Write out, word for word, the stretch of rows from the first one through the line containing "projector-screen: 04 (без", and nothing else.

## START

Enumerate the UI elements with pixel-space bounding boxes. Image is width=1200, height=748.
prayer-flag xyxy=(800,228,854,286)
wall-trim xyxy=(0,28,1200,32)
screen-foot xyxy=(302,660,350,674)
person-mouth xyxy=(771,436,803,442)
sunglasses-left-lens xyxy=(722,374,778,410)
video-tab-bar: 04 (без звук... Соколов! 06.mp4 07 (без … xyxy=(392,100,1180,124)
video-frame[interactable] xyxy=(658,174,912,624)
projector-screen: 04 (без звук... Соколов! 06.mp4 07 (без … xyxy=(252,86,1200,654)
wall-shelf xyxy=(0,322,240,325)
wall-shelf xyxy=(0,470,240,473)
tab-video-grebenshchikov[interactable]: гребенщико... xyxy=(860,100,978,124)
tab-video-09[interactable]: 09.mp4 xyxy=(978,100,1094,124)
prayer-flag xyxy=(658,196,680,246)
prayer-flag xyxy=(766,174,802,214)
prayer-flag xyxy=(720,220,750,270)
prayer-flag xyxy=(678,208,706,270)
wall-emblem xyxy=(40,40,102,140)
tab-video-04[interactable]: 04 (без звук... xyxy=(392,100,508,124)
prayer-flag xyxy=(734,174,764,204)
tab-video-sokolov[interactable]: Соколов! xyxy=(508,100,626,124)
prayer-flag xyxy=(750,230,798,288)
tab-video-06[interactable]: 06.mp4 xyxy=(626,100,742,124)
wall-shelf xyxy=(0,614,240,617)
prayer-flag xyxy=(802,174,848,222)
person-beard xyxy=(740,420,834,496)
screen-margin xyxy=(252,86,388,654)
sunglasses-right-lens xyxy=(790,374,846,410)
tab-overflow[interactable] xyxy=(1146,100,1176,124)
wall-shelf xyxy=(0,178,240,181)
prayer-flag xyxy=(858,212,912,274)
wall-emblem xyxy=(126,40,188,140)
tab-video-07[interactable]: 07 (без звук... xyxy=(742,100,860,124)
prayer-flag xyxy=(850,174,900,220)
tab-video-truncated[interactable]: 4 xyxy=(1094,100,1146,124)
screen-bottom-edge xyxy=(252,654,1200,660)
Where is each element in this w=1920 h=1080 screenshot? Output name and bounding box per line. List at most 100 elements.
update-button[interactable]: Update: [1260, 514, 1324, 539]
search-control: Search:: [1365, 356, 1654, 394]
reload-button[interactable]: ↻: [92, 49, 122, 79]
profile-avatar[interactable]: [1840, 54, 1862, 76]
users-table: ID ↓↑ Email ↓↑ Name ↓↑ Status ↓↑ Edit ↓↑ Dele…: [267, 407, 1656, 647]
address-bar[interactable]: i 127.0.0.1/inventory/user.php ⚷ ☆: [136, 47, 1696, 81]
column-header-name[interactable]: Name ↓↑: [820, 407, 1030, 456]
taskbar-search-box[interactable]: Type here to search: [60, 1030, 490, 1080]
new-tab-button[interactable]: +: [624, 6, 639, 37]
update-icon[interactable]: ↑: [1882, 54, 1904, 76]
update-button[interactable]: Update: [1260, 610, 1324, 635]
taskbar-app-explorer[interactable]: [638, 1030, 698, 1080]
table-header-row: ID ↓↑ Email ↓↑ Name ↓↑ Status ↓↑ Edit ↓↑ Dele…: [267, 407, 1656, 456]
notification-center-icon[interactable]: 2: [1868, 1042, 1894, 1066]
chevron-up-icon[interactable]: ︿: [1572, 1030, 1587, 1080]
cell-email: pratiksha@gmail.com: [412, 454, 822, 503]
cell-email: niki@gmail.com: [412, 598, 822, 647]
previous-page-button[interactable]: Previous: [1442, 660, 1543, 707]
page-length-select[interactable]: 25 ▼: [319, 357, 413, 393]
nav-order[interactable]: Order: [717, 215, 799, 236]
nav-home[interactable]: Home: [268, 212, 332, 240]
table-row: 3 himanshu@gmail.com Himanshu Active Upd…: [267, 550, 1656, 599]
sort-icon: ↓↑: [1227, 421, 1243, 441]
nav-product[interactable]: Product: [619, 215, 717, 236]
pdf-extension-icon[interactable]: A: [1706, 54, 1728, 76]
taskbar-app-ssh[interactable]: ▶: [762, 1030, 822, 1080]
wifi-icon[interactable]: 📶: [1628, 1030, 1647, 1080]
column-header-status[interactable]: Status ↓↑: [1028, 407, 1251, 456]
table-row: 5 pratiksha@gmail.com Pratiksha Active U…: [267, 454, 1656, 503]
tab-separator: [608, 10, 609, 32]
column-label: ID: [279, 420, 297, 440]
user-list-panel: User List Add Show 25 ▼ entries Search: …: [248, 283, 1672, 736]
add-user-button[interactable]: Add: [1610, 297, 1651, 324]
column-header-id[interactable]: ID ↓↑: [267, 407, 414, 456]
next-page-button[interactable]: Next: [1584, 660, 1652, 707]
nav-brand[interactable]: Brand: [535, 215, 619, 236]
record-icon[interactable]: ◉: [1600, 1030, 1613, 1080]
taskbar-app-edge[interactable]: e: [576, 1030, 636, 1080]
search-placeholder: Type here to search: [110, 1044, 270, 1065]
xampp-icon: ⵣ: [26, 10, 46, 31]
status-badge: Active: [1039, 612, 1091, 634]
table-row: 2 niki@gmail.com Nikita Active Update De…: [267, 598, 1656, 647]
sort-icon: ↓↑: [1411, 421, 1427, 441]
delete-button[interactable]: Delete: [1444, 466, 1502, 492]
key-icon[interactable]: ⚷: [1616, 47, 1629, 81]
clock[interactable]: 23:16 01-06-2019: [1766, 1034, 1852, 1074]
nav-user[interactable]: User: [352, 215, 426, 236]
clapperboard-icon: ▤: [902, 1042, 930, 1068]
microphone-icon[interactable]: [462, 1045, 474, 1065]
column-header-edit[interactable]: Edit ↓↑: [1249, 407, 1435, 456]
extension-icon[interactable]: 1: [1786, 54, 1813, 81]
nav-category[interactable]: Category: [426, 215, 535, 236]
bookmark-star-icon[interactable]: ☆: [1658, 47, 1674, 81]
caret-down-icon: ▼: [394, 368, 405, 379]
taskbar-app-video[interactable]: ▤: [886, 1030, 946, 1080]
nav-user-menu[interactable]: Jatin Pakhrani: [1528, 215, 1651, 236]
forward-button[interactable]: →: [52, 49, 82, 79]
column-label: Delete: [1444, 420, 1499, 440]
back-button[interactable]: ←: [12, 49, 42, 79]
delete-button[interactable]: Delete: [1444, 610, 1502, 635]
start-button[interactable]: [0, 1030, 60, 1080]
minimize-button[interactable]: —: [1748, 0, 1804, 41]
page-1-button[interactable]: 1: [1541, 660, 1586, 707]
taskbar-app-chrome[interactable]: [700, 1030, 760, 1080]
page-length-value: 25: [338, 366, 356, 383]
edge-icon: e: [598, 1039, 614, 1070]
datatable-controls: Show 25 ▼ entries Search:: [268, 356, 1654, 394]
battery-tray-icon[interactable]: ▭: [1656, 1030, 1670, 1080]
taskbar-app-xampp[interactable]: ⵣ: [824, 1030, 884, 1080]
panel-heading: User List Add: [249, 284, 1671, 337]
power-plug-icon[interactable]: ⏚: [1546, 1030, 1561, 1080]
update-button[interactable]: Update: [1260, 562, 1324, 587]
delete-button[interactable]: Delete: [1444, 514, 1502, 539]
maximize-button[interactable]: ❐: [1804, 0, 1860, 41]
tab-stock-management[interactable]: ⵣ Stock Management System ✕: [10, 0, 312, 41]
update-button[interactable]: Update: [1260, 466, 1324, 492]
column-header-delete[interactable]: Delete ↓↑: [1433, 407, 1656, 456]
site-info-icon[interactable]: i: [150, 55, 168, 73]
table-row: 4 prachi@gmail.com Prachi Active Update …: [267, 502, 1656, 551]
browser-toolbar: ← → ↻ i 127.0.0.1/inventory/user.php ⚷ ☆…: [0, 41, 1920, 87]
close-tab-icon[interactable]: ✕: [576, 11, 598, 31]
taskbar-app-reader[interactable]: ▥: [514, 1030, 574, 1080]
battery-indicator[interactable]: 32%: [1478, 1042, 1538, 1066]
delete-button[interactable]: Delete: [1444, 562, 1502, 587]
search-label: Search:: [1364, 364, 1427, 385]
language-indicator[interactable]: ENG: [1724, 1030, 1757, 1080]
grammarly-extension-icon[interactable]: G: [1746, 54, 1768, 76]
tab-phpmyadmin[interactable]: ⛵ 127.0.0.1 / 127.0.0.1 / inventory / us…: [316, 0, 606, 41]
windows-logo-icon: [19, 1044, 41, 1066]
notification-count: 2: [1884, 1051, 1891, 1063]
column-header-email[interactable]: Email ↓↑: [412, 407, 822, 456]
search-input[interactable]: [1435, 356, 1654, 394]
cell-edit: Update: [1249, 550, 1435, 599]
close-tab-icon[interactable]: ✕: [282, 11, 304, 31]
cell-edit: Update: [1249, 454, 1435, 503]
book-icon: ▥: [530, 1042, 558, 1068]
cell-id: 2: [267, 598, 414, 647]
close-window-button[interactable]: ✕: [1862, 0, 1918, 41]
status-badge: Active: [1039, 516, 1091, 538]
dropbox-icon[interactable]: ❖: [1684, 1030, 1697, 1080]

## END

_SOLUTION FOR THIS TASK_
Enumerate the UI elements with pixel-space bounding boxes. Image is width=1200, height=748.
prayer-flag xyxy=(800,228,854,286)
wall-trim xyxy=(0,28,1200,32)
screen-foot xyxy=(302,660,350,674)
person-mouth xyxy=(771,436,803,442)
sunglasses-left-lens xyxy=(722,374,778,410)
video-tab-bar: 04 (без звук... Соколов! 06.mp4 07 (без … xyxy=(392,100,1180,124)
video-frame[interactable] xyxy=(658,174,912,624)
projector-screen: 04 (без звук... Соколов! 06.mp4 07 (без … xyxy=(252,86,1200,654)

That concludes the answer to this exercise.